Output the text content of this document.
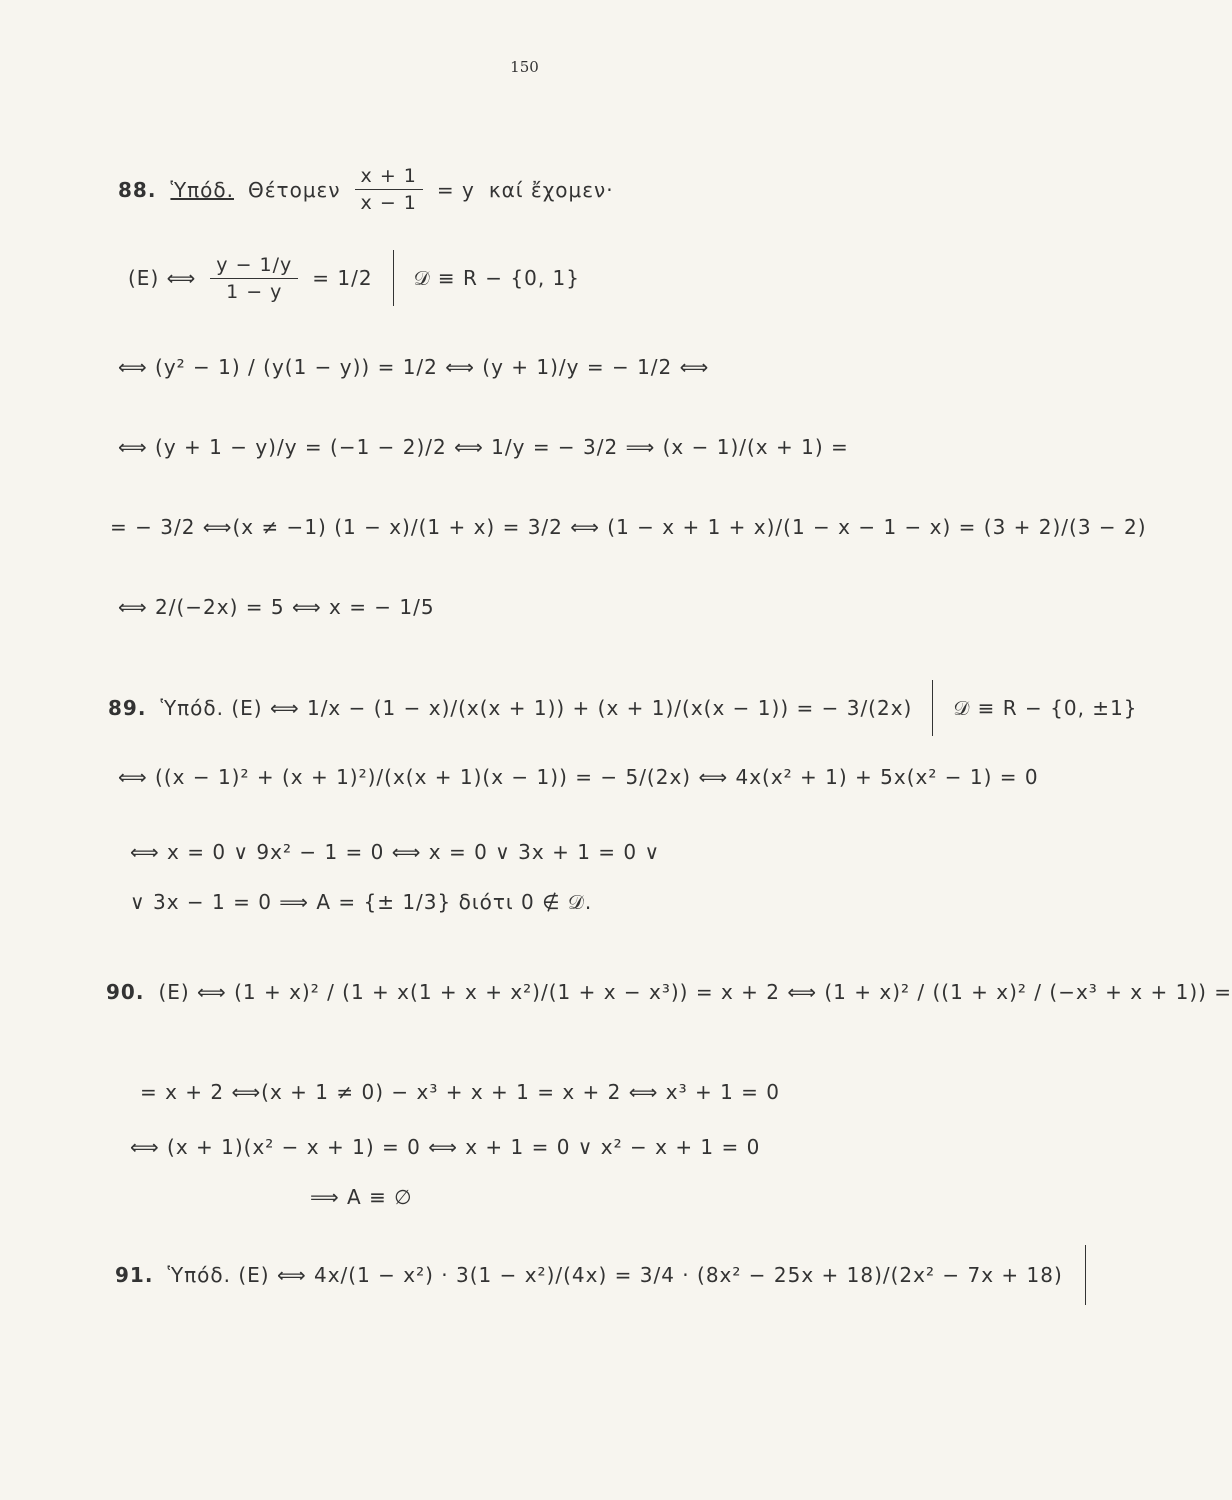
150
88. Ὑπόδ. Θέτομεν $\frac{x + 1}{x - 1} = y$ καί ἔχομεν·
(E) ⟺ $\frac{y - 1/y}{1 - y} = 1/2$ 𝒟 ≡ R − {0, 1}
⟺ (y² − 1) / (y(1 − y)) = 1/2 ⟺ (y + 1)/y = − 1/2 ⟺
⟺ (y + 1 − y)/y = (−1 − 2)/2 ⟺ 1/y = − 3/2 ⟹ (x − 1)/(x + 1) =
= − 3/2 ⟺(x ≠ −1) (1 − x)/(1 + x) = 3/2 ⟺ (1 − x + 1 + x)/(1 − x − 1 − x) = (3 + 2)/(3 − 2)
⟺ 2/(−2x) = 5 ⟺ x = − 1/5
89. Ὑπόδ. (E) ⟺ 1/x − (1 − x)/(x(x + 1)) + (x + 1)/(x(x − 1)) = − 3/(2x) 𝒟 ≡ R − {0, ±1}
⟺ ((x − 1)² + (x + 1)²)/(x(x + 1)(x − 1)) = − 5/(2x) ⟺ 4x(x² + 1) + 5x(x² − 1) = 0
⟺ x = 0 ∨ 9x² − 1 = 0 ⟺ x = 0 ∨ 3x + 1 = 0 ∨
∨ 3x − 1 = 0 ⟹ A = {± 1/3} διότι 0 ∉ 𝒟.
90. (E) ⟺ (1 + x)² / (1 + x(1 + x + x²)/(1 + x − x³)) = x + 2 ⟺ (1 + x)² / ((1 + x)² / (−x³ + x + 1)) =
= x + 2 ⟺(x + 1 ≠ 0) − x³ + x + 1 = x + 2 ⟺ x³ + 1 = 0
⟺ (x + 1)(x² − x + 1) = 0 ⟺ x + 1 = 0 ∨ x² − x + 1 = 0
⟹ A ≡ ∅
91. Ὑπόδ. (E) ⟺ 4x/(1 − x²) · 3(1 − x²)/(4x) = 3/4 · (8x² − 25x + 18)/(2x² − 7x + 18)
- - -
▶ WHAT YOU HAVE TO DO:
All of the entries above should be duplicated exactly, except for the pictures.

▶ SOLVED EXERCISE:
Output the text content of this document.
150
88. Ὑπόδ. Θέτομεν $\frac{x + 1}{x - 1} = y$ καί ἔχομεν·
(E) ⟺ $\frac{y - 1/y}{1 - y} = 1/2$ 𝒟 ≡ R − {0, 1}
⟺ (y² − 1) / (y(1 − y)) = 1/2 ⟺ (y + 1)/y = − 1/2 ⟺
⟺ (y + 1 − y)/y = (−1 − 2)/2 ⟺ 1/y = − 3/2 ⟹ (x − 1)/(x + 1) =
= − 3/2 ⟺(x ≠ −1) (1 − x)/(1 + x) = 3/2 ⟺ (1 − x + 1 + x)/(1 − x − 1 − x) = (3 + 2)/(3 − 2)
⟺ 2/(−2x) = 5 ⟺ x = − 1/5
89. Ὑπόδ. (E) ⟺ 1/x − (1 − x)/(x(x + 1)) + (x + 1)/(x(x − 1)) = − 3/(2x) 𝒟 ≡ R − {0, ±1}
⟺ ((x − 1)² + (x + 1)²)/(x(x + 1)(x − 1)) = − 5/(2x) ⟺ 4x(x² + 1) + 5x(x² − 1) = 0
⟺ x = 0 ∨ 9x² − 1 = 0 ⟺ x = 0 ∨ 3x + 1 = 0 ∨
∨ 3x − 1 = 0 ⟹ A = {± 1/3} διότι 0 ∉ 𝒟.
90. (E) ⟺ (1 + x)² / (1 + x(1 + x + x²)/(1 + x − x³)) = x + 2 ⟺ (1 + x)² / ((1 + x)² / (−x³ + x + 1)) =
= x + 2 ⟺(x + 1 ≠ 0) − x³ + x + 1 = x + 2 ⟺ x³ + 1 = 0
⟺ (x + 1)(x² − x + 1) = 0 ⟺ x + 1 = 0 ∨ x² − x + 1 = 0
⟹ A ≡ ∅
91. Ὑπόδ. (E) ⟺ 4x/(1 − x²) · 3(1 − x²)/(4x) = 3/4 · (8x² − 25x + 18)/(2x² − 7x + 18)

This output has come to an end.